REQUEST.
Your task is to print every entry below exactly as given.
— Start AVAILABLE DATA —
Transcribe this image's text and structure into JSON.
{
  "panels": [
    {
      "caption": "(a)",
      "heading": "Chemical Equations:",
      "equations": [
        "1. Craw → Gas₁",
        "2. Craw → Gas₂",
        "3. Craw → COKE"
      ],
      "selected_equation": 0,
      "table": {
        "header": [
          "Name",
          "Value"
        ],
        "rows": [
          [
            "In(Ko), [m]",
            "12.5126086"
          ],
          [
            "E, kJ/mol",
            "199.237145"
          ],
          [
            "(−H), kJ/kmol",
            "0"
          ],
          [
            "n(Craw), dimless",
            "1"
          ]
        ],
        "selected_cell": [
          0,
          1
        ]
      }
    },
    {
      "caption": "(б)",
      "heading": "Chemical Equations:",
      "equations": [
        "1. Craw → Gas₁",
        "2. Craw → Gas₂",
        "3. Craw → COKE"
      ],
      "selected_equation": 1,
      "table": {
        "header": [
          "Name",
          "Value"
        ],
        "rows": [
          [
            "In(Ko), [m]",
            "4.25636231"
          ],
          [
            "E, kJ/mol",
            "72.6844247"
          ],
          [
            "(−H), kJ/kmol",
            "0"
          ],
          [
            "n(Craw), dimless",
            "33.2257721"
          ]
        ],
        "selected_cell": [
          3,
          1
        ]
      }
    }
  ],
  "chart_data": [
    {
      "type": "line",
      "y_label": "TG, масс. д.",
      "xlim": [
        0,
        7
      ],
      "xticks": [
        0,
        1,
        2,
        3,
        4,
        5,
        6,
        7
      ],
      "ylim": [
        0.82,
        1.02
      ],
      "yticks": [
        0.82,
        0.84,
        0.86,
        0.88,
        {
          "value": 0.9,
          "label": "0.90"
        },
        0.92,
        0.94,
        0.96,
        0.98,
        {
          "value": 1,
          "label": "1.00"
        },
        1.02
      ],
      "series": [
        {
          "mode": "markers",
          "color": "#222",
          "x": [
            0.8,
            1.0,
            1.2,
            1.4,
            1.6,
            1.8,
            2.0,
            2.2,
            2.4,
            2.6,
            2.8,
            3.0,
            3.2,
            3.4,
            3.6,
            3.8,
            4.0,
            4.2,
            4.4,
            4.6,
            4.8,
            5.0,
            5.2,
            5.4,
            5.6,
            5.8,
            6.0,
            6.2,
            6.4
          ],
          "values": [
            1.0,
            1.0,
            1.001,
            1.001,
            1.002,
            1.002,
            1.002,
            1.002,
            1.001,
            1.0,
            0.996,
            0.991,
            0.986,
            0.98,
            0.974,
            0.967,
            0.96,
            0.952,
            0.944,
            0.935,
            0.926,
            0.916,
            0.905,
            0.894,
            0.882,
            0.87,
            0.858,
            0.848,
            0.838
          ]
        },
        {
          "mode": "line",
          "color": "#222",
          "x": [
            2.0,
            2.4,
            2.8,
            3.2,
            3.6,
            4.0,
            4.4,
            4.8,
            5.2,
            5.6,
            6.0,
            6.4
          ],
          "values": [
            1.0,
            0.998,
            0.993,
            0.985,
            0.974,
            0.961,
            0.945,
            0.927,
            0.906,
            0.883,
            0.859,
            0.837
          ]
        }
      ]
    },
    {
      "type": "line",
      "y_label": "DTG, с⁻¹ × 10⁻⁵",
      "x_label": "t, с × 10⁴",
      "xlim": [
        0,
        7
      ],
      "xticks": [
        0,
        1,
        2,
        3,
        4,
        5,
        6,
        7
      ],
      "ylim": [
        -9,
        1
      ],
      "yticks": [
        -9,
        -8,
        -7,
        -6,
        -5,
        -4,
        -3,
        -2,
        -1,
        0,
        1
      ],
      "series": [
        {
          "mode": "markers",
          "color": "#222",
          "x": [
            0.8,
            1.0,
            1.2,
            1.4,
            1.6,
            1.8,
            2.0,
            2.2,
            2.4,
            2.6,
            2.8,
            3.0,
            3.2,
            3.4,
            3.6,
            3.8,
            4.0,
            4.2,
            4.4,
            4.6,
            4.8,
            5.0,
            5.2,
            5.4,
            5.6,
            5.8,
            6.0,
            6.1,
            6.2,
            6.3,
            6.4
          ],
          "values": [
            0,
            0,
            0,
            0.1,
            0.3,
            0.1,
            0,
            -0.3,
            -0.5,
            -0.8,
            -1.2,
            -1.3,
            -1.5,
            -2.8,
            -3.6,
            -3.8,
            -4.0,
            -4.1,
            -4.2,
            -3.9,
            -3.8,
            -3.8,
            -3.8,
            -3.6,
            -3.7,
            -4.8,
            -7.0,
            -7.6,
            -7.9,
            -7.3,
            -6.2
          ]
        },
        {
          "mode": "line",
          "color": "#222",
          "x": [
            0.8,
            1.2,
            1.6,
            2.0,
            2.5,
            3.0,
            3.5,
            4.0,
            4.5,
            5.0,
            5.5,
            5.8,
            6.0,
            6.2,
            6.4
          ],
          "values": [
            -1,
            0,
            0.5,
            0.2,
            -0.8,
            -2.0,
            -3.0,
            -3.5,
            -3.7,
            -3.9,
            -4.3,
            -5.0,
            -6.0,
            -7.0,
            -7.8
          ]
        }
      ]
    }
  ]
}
— End AVAILABLE DATA —
TASK RESPONSE.
Transcribe this image's text and structure into JSON.
{
  "panels": [
    {
      "caption": "(a)",
      "heading": "Chemical Equations:",
      "equations": [
        "1. Craw → Gas₁",
        "2. Craw → Gas₂",
        "3. Craw → COKE"
      ],
      "selected_equation": 0,
      "table": {
        "header": [
          "Name",
          "Value"
        ],
        "rows": [
          [
            "In(Ko), [m]",
            "12.5126086"
          ],
          [
            "E, kJ/mol",
            "199.237145"
          ],
          [
            "(−H), kJ/kmol",
            "0"
          ],
          [
            "n(Craw), dimless",
            "1"
          ]
        ],
        "selected_cell": [
          0,
          1
        ]
      }
    },
    {
      "caption": "(б)",
      "heading": "Chemical Equations:",
      "equations": [
        "1. Craw → Gas₁",
        "2. Craw → Gas₂",
        "3. Craw → COKE"
      ],
      "selected_equation": 1,
      "table": {
        "header": [
          "Name",
          "Value"
        ],
        "rows": [
          [
            "In(Ko), [m]",
            "4.25636231"
          ],
          [
            "E, kJ/mol",
            "72.6844247"
          ],
          [
            "(−H), kJ/kmol",
            "0"
          ],
          [
            "n(Craw), dimless",
            "33.2257721"
          ]
        ],
        "selected_cell": [
          3,
          1
        ]
      }
    }
  ],
  "chart_data": [
    {
      "type": "line",
      "y_label": "TG, масс. д.",
      "xlim": [
        0,
        7
      ],
      "xticks": [
        0,
        1,
        2,
        3,
        4,
        5,
        6,
        7
      ],
      "ylim": [
        0.82,
        1.02
      ],
      "yticks": [
        0.82,
        0.84,
        0.86,
        0.88,
        {
          "value": 0.9,
          "label": "0.90"
        },
        0.92,
        0.94,
        0.96,
        0.98,
        {
          "value": 1,
          "label": "1.00"
        },
        1.02
      ],
      "series": [
        {
          "mode": "markers",
          "color": "#222",
          "x": [
            0.8,
            1.0,
            1.2,
            1.4,
            1.6,
            1.8,
            2.0,
            2.2,
            2.4,
            2.6,
            2.8,
            3.0,
            3.2,
            3.4,
            3.6,
            3.8,
            4.0,
            4.2,
            4.4,
            4.6,
            4.8,
            5.0,
            5.2,
            5.4,
            5.6,
            5.8,
            6.0,
            6.2,
            6.4
          ],
          "values": [
            1.0,
            1.0,
            1.001,
            1.001,
            1.002,
            1.002,
            1.002,
            1.002,
            1.001,
            1.0,
            0.996,
            0.991,
            0.986,
            0.98,
            0.974,
            0.967,
            0.96,
            0.952,
            0.944,
            0.935,
            0.926,
            0.916,
            0.905,
            0.894,
            0.882,
            0.87,
            0.858,
            0.848,
            0.838
          ]
        },
        {
          "mode": "line",
          "color": "#222",
          "x": [
            2.0,
            2.4,
            2.8,
            3.2,
            3.6,
            4.0,
            4.4,
            4.8,
            5.2,
            5.6,
            6.0,
            6.4
          ],
          "values": [
            1.0,
            0.998,
            0.993,
            0.985,
            0.974,
            0.961,
            0.945,
            0.927,
            0.906,
            0.883,
            0.859,
            0.837
          ]
        }
      ]
    },
    {
      "type": "line",
      "y_label": "DTG, с⁻¹ × 10⁻⁵",
      "x_label": "t, с × 10⁴",
      "xlim": [
        0,
        7
      ],
      "xticks": [
        0,
        1,
        2,
        3,
        4,
        5,
        6,
        7
      ],
      "ylim": [
        -9,
        1
      ],
      "yticks": [
        -9,
        -8,
        -7,
        -6,
        -5,
        -4,
        -3,
        -2,
        -1,
        0,
        1
      ],
      "series": [
        {
          "mode": "markers",
          "color": "#222",
          "x": [
            0.8,
            1.0,
            1.2,
            1.4,
            1.6,
            1.8,
            2.0,
            2.2,
            2.4,
            2.6,
            2.8,
            3.0,
            3.2,
            3.4,
            3.6,
            3.8,
            4.0,
            4.2,
            4.4,
            4.6,
            4.8,
            5.0,
            5.2,
            5.4,
            5.6,
            5.8,
            6.0,
            6.1,
            6.2,
            6.3,
            6.4
          ],
          "values": [
            0,
            0,
            0,
            0.1,
            0.3,
            0.1,
            0,
            -0.3,
            -0.5,
            -0.8,
            -1.2,
            -1.3,
            -1.5,
            -2.8,
            -3.6,
            -3.8,
            -4.0,
            -4.1,
            -4.2,
            -3.9,
            -3.8,
            -3.8,
            -3.8,
            -3.6,
            -3.7,
            -4.8,
            -7.0,
            -7.6,
            -7.9,
            -7.3,
            -6.2
          ]
        },
        {
          "mode": "line",
          "color": "#222",
          "x": [
            0.8,
            1.2,
            1.6,
            2.0,
            2.5,
            3.0,
            3.5,
            4.0,
            4.5,
            5.0,
            5.5,
            5.8,
            6.0,
            6.2,
            6.4
          ],
          "values": [
            -1,
            0,
            0.5,
            0.2,
            -0.8,
            -2.0,
            -3.0,
            -3.5,
            -3.7,
            -3.9,
            -4.3,
            -5.0,
            -6.0,
            -7.0,
            -7.8
          ]
        }
      ]
    }
  ]
}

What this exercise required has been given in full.